* What the exercise asks *
What follows is a block of records; restate each one word for word.

* Task input *
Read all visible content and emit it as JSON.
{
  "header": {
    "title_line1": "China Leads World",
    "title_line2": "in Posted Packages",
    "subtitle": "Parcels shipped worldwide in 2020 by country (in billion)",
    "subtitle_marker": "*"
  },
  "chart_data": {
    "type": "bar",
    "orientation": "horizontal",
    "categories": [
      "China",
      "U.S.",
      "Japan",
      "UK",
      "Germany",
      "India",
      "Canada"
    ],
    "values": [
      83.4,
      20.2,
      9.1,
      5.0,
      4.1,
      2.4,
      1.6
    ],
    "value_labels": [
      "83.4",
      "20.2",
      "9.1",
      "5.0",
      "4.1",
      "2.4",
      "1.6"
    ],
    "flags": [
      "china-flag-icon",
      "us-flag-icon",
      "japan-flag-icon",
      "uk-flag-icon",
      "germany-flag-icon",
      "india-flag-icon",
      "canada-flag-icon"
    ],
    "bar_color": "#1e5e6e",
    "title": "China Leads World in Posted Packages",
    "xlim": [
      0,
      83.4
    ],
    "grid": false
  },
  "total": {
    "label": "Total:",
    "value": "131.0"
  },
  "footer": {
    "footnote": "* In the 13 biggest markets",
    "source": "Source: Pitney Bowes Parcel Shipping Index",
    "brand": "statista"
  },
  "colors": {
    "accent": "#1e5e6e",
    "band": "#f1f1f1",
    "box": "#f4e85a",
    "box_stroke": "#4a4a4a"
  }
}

* Full solution *
Read all visible content and emit it as JSON.
{
  "header": {
    "title_line1": "China Leads World",
    "title_line2": "in Posted Packages",
    "subtitle": "Parcels shipped worldwide in 2020 by country (in billion)",
    "subtitle_marker": "*"
  },
  "chart_data": {
    "type": "bar",
    "orientation": "horizontal",
    "categories": [
      "China",
      "U.S.",
      "Japan",
      "UK",
      "Germany",
      "India",
      "Canada"
    ],
    "values": [
      83.4,
      20.2,
      9.1,
      5.0,
      4.1,
      2.4,
      1.6
    ],
    "value_labels": [
      "83.4",
      "20.2",
      "9.1",
      "5.0",
      "4.1",
      "2.4",
      "1.6"
    ],
    "flags": [
      "china-flag-icon",
      "us-flag-icon",
      "japan-flag-icon",
      "uk-flag-icon",
      "germany-flag-icon",
      "india-flag-icon",
      "canada-flag-icon"
    ],
    "bar_color": "#1e5e6e",
    "title": "China Leads World in Posted Packages",
    "xlim": [
      0,
      83.4
    ],
    "grid": false
  },
  "total": {
    "label": "Total:",
    "value": "131.0"
  },
  "footer": {
    "footnote": "* In the 13 biggest markets",
    "source": "Source: Pitney Bowes Parcel Shipping Index",
    "brand": "statista"
  },
  "colors": {
    "accent": "#1e5e6e",
    "band": "#f1f1f1",
    "box": "#f4e85a",
    "box_stroke": "#4a4a4a"
  }
}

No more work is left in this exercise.